_DIRECTIVE A_
What is the Spanish translation of this sentence from the passage on parapraxes: "An accumulation of these phenomena betrays an obstinacy that is scarcely ever a characteristic of chance events but fits in well with something intentional."?

====

Introductory Lectures On Psycho-Analysis

3164

 

   Accumulated and combined
parapraxes are without doubt the finest flower of their kind. If we
had only been concerned to prove that parapraxes have a sense we
should have confined ourselves to them from the first, for in their
case the sense is unmistakable even to the dull-witted and forces
itself on the most critical judgement. An accumulation of these
phenomena betrays an obstinacy that is scarcely ever a
characteristic of chance events but fits in well with something
intentional. Finally, the mutual interchangeability between
different species of parapraxes demonstrates what it is in
parapraxes that is important and characteristic: not their form or
the method which they employ but the purpose which they serve and
which can be achieved in the most various ways. For this reason I
will give you an instance of repeated forgetting. Ernest Jones
tells us that once, for reasons unknown to him, he left a letter
lying on his desk for several days. At last he decided to send it
off, but he had it returned to him by the Dead Letter Office¹
since he had forgotten to address it. After he had addressed it he
took it to the post, but this time it had no stamp. And then at
last he was obliged to admit his reluctance to sending the letter
off at all.

====

_DIRECTIVE B_
How many lines of the listing below contain the string "hanabi"? Case counts; reply with the number alone.

[Element position data]
====

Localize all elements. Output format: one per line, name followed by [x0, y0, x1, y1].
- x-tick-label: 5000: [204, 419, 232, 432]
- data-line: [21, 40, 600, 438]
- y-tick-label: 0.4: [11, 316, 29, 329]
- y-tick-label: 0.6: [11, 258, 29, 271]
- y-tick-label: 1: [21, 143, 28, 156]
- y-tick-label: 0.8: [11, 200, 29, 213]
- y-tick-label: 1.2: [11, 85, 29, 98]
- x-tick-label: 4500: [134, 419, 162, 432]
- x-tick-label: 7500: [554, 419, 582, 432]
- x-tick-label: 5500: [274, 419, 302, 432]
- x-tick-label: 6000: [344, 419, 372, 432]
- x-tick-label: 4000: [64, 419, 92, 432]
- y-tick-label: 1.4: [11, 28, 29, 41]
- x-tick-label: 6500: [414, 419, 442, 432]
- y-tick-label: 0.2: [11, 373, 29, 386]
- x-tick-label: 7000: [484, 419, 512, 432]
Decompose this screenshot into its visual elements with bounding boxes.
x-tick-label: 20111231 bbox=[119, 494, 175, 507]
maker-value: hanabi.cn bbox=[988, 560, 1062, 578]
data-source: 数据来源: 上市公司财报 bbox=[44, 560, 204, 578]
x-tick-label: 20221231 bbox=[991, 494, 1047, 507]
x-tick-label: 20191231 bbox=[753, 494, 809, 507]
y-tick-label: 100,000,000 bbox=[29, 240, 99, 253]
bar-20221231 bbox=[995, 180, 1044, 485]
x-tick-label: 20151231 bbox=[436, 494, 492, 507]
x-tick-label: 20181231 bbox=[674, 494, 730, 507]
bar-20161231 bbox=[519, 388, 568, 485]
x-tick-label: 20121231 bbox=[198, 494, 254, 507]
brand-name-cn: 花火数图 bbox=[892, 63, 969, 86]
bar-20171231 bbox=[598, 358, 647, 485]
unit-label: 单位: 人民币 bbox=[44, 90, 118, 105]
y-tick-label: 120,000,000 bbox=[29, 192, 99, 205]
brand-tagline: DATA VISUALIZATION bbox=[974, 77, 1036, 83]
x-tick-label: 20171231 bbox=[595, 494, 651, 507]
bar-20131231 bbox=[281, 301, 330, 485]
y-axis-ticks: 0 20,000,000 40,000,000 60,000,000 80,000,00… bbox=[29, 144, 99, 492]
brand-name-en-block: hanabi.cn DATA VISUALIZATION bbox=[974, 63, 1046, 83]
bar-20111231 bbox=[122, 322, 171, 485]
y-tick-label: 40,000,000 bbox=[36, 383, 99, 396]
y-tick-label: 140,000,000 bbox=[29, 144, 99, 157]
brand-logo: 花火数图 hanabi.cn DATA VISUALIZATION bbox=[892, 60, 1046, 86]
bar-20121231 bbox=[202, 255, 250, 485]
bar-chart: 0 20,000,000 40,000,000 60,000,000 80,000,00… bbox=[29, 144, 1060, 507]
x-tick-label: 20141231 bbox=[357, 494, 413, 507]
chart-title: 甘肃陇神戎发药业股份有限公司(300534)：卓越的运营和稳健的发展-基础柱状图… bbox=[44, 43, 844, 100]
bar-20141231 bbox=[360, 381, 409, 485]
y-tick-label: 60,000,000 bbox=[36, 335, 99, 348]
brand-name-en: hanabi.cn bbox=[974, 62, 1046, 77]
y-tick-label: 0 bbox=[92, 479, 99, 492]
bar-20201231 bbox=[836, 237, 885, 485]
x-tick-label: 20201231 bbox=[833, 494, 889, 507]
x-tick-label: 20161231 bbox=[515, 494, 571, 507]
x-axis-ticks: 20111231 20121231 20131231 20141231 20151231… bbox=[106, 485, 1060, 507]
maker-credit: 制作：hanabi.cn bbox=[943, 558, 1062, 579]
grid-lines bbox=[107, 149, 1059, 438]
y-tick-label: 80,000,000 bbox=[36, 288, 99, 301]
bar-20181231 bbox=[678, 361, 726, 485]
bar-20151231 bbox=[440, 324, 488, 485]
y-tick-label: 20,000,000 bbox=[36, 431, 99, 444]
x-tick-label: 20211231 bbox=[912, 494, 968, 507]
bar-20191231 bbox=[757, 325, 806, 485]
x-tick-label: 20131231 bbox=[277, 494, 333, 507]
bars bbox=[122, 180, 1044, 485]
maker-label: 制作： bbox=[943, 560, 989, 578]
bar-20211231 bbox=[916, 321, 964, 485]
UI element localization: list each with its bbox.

====

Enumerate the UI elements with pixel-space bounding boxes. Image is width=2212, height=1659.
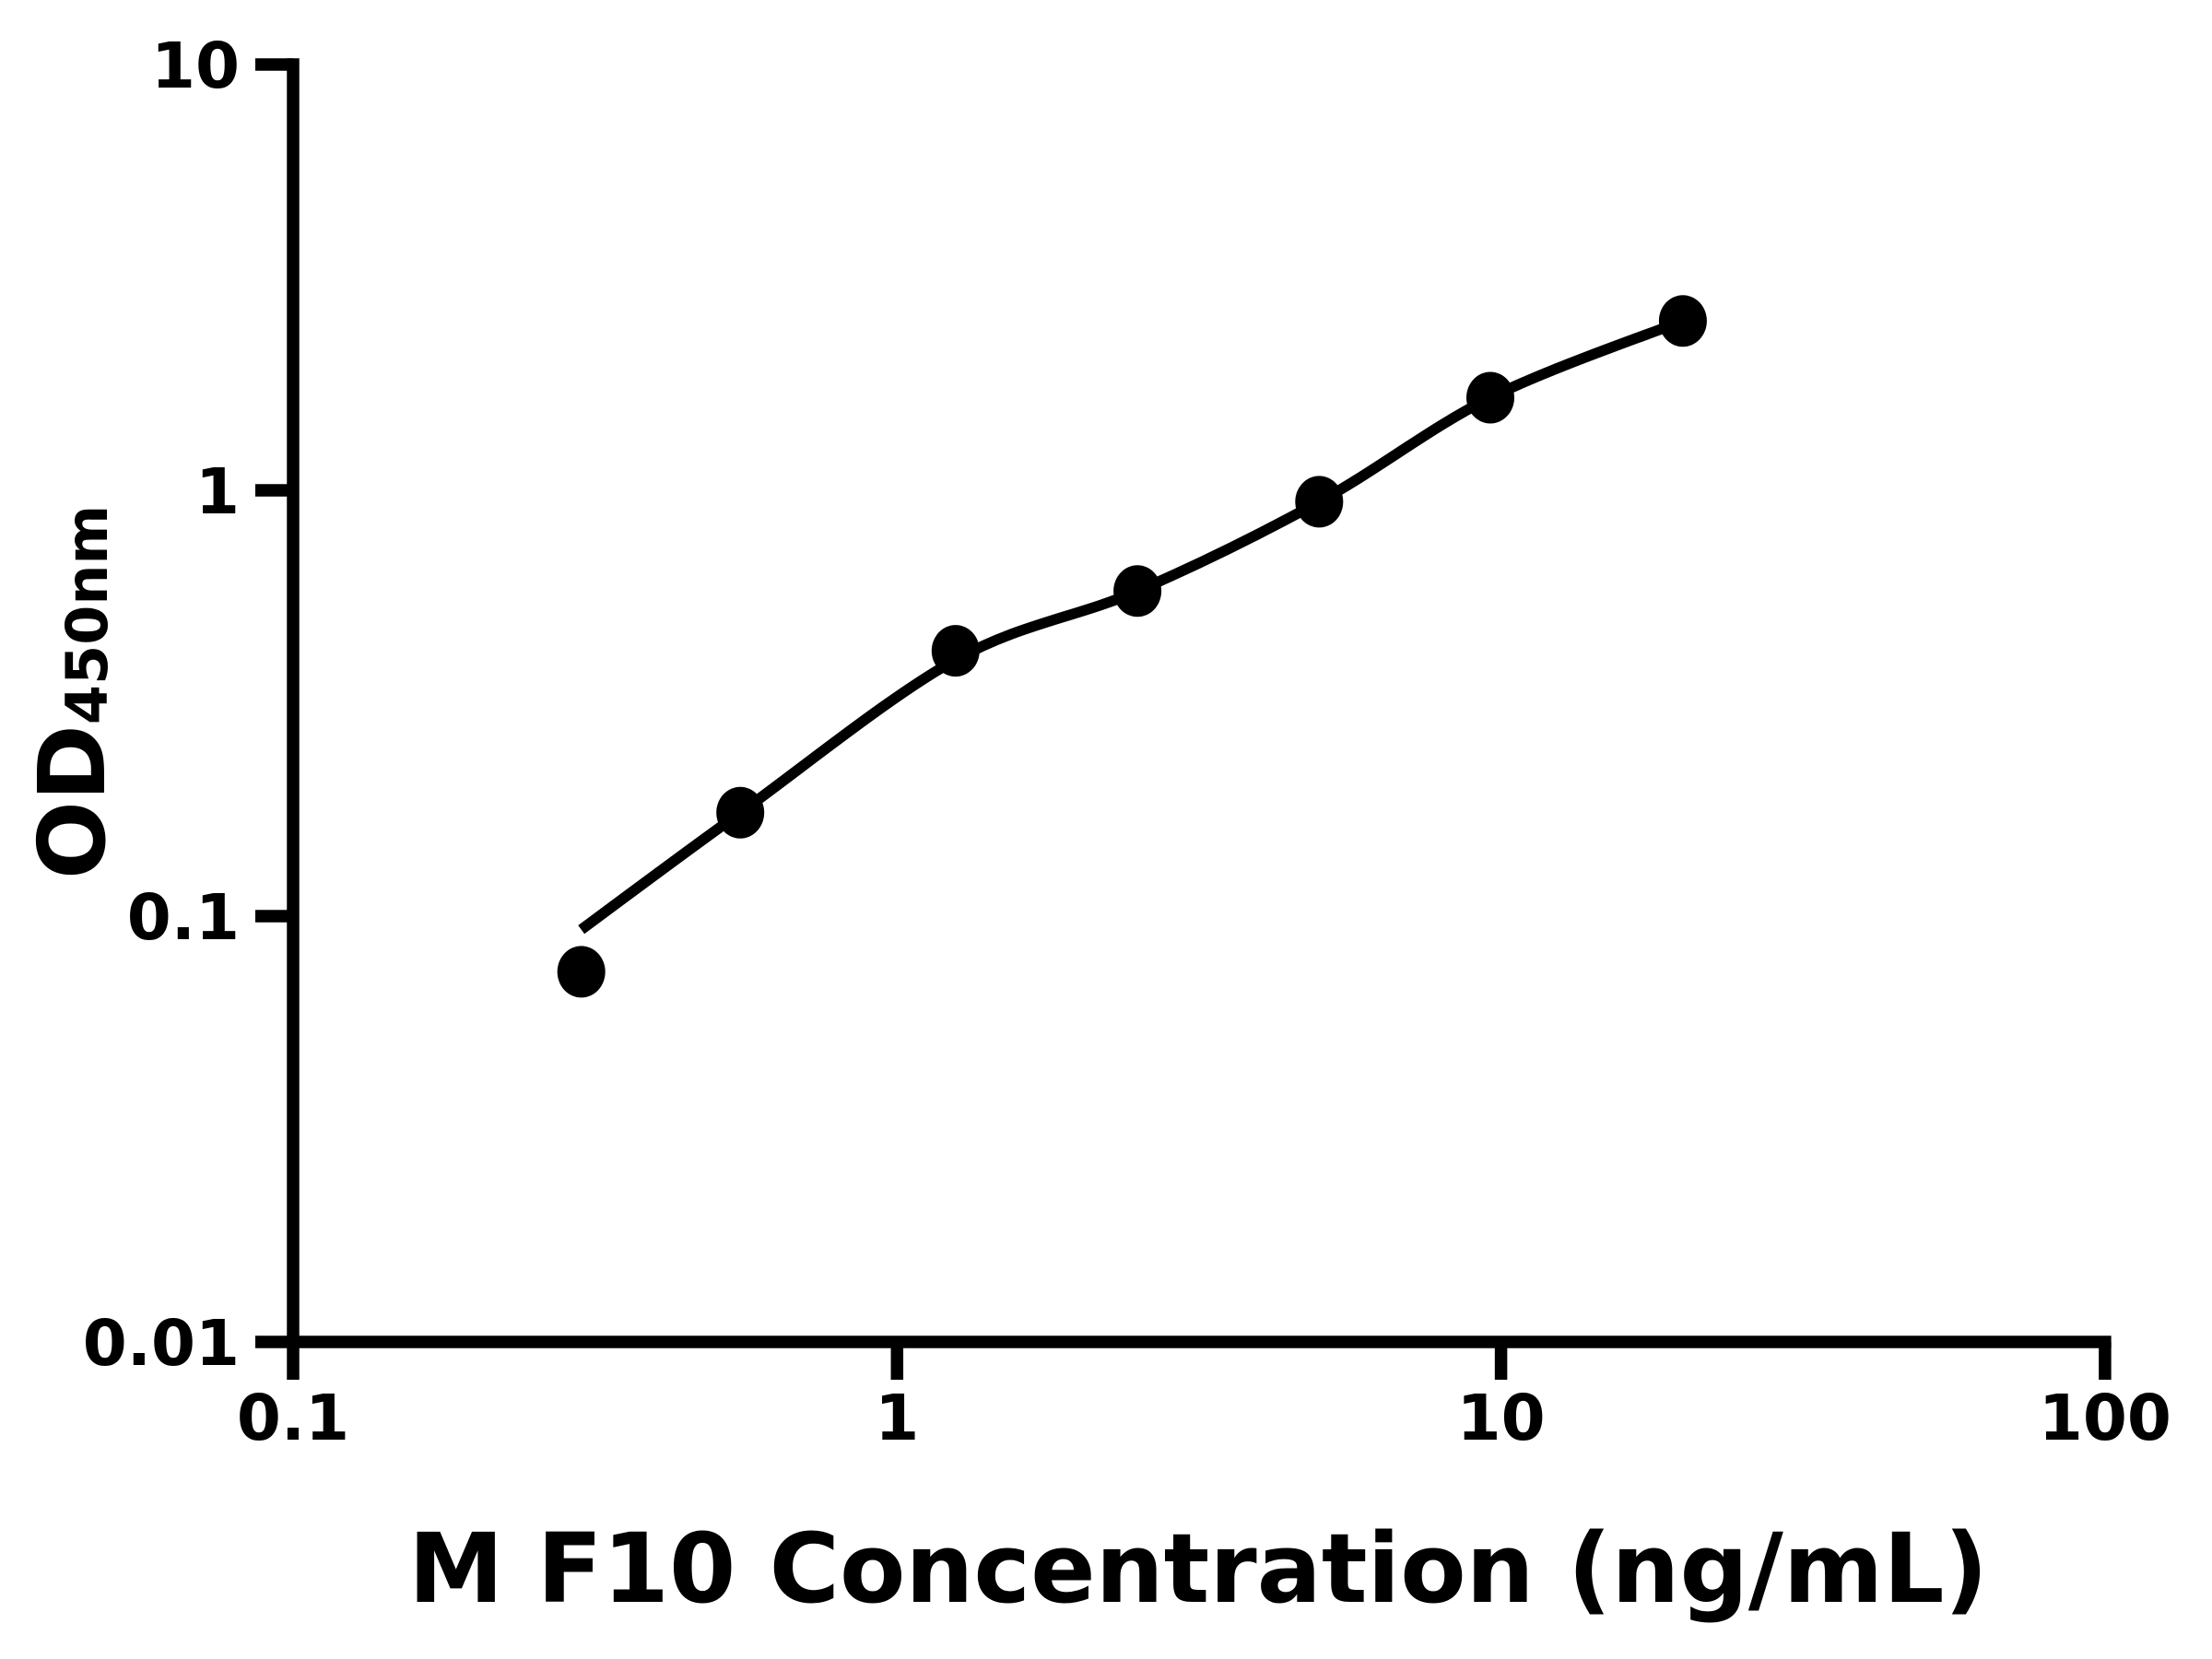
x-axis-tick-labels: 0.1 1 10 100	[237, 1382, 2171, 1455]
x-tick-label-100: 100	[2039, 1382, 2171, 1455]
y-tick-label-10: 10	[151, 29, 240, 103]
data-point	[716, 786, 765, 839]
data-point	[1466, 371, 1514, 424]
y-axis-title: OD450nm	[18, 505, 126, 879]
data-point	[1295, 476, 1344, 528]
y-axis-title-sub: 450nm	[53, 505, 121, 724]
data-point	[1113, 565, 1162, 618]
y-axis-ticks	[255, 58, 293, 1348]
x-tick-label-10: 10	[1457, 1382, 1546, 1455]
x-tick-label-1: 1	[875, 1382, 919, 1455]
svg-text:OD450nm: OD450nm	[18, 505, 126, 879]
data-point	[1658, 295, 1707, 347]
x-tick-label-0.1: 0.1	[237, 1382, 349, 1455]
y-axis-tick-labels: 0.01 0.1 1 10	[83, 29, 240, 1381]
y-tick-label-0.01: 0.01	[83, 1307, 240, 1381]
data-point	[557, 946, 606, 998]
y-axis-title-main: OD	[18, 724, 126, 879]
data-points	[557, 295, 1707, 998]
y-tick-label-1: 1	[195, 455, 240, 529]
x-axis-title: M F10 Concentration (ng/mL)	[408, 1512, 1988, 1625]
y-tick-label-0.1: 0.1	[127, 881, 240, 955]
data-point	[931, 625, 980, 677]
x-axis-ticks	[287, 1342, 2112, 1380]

====

_RESULT A_
Una acumulación de estos fenómenos revela una obstinación que casi nunca es característica de los sucesos casuales, pero que encaja bien con algo intencional.

_RESULT B_
5